* _DESCRIPTION OF THE TASK_: Your job is to copy every record exactly.
═══ SOURCE DATA ═══
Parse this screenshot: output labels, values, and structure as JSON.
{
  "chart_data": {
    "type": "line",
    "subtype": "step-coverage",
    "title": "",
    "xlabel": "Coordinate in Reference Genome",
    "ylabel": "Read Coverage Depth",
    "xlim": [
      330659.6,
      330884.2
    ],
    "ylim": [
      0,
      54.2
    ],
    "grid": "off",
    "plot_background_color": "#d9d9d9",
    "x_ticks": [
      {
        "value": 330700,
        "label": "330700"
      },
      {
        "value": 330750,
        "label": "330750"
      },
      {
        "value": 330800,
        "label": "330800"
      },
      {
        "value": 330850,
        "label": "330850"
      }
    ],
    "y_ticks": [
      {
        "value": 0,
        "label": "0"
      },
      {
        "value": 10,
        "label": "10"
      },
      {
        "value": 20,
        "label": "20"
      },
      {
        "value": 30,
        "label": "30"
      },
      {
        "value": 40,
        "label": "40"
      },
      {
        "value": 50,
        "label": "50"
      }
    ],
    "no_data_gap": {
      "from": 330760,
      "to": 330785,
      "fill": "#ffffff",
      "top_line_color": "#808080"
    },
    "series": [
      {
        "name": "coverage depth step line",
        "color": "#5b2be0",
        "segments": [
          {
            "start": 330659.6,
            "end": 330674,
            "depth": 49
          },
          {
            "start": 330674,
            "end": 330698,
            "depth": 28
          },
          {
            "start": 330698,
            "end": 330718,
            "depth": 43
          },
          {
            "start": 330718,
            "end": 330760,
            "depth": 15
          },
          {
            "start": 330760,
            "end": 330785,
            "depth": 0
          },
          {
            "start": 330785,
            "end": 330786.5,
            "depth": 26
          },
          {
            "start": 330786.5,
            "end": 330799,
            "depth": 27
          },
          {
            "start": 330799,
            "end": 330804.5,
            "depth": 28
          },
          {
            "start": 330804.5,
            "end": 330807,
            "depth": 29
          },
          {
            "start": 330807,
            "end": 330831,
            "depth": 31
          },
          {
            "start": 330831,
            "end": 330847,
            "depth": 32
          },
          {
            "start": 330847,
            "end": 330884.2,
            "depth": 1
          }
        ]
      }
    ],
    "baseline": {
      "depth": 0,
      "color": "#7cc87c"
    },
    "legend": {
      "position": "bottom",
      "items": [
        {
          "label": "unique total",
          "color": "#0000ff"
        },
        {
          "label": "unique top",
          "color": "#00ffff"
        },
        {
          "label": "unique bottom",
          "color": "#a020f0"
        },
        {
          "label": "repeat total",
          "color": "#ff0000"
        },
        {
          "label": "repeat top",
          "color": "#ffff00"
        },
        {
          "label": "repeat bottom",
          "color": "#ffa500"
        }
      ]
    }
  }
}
═══
* _TASK ANSWER_:
Parse this screenshot: output labels, values, and structure as JSON.
{
  "chart_data": {
    "type": "line",
    "subtype": "step-coverage",
    "title": "",
    "xlabel": "Coordinate in Reference Genome",
    "ylabel": "Read Coverage Depth",
    "xlim": [
      330659.6,
      330884.2
    ],
    "ylim": [
      0,
      54.2
    ],
    "grid": "off",
    "plot_background_color": "#d9d9d9",
    "x_ticks": [
      {
        "value": 330700,
        "label": "330700"
      },
      {
        "value": 330750,
        "label": "330750"
      },
      {
        "value": 330800,
        "label": "330800"
      },
      {
        "value": 330850,
        "label": "330850"
      }
    ],
    "y_ticks": [
      {
        "value": 0,
        "label": "0"
      },
      {
        "value": 10,
        "label": "10"
      },
      {
        "value": 20,
        "label": "20"
      },
      {
        "value": 30,
        "label": "30"
      },
      {
        "value": 40,
        "label": "40"
      },
      {
        "value": 50,
        "label": "50"
      }
    ],
    "no_data_gap": {
      "from": 330760,
      "to": 330785,
      "fill": "#ffffff",
      "top_line_color": "#808080"
    },
    "series": [
      {
        "name": "coverage depth step line",
        "color": "#5b2be0",
        "segments": [
          {
            "start": 330659.6,
            "end": 330674,
            "depth": 49
          },
          {
            "start": 330674,
            "end": 330698,
            "depth": 28
          },
          {
            "start": 330698,
            "end": 330718,
            "depth": 43
          },
          {
            "start": 330718,
            "end": 330760,
            "depth": 15
          },
          {
            "start": 330760,
            "end": 330785,
            "depth": 0
          },
          {
            "start": 330785,
            "end": 330786.5,
            "depth": 26
          },
          {
            "start": 330786.5,
            "end": 330799,
            "depth": 27
          },
          {
            "start": 330799,
            "end": 330804.5,
            "depth": 28
          },
          {
            "start": 330804.5,
            "end": 330807,
            "depth": 29
          },
          {
            "start": 330807,
            "end": 330831,
            "depth": 31
          },
          {
            "start": 330831,
            "end": 330847,
            "depth": 32
          },
          {
            "start": 330847,
            "end": 330884.2,
            "depth": 1
          }
        ]
      }
    ],
    "baseline": {
      "depth": 0,
      "color": "#7cc87c"
    },
    "legend": {
      "position": "bottom",
      "items": [
        {
          "label": "unique total",
          "color": "#0000ff"
        },
        {
          "label": "unique top",
          "color": "#00ffff"
        },
        {
          "label": "unique bottom",
          "color": "#a020f0"
        },
        {
          "label": "repeat total",
          "color": "#ff0000"
        },
        {
          "label": "repeat top",
          "color": "#ffff00"
        },
        {
          "label": "repeat bottom",
          "color": "#ffa500"
        }
      ]
    }
  }
}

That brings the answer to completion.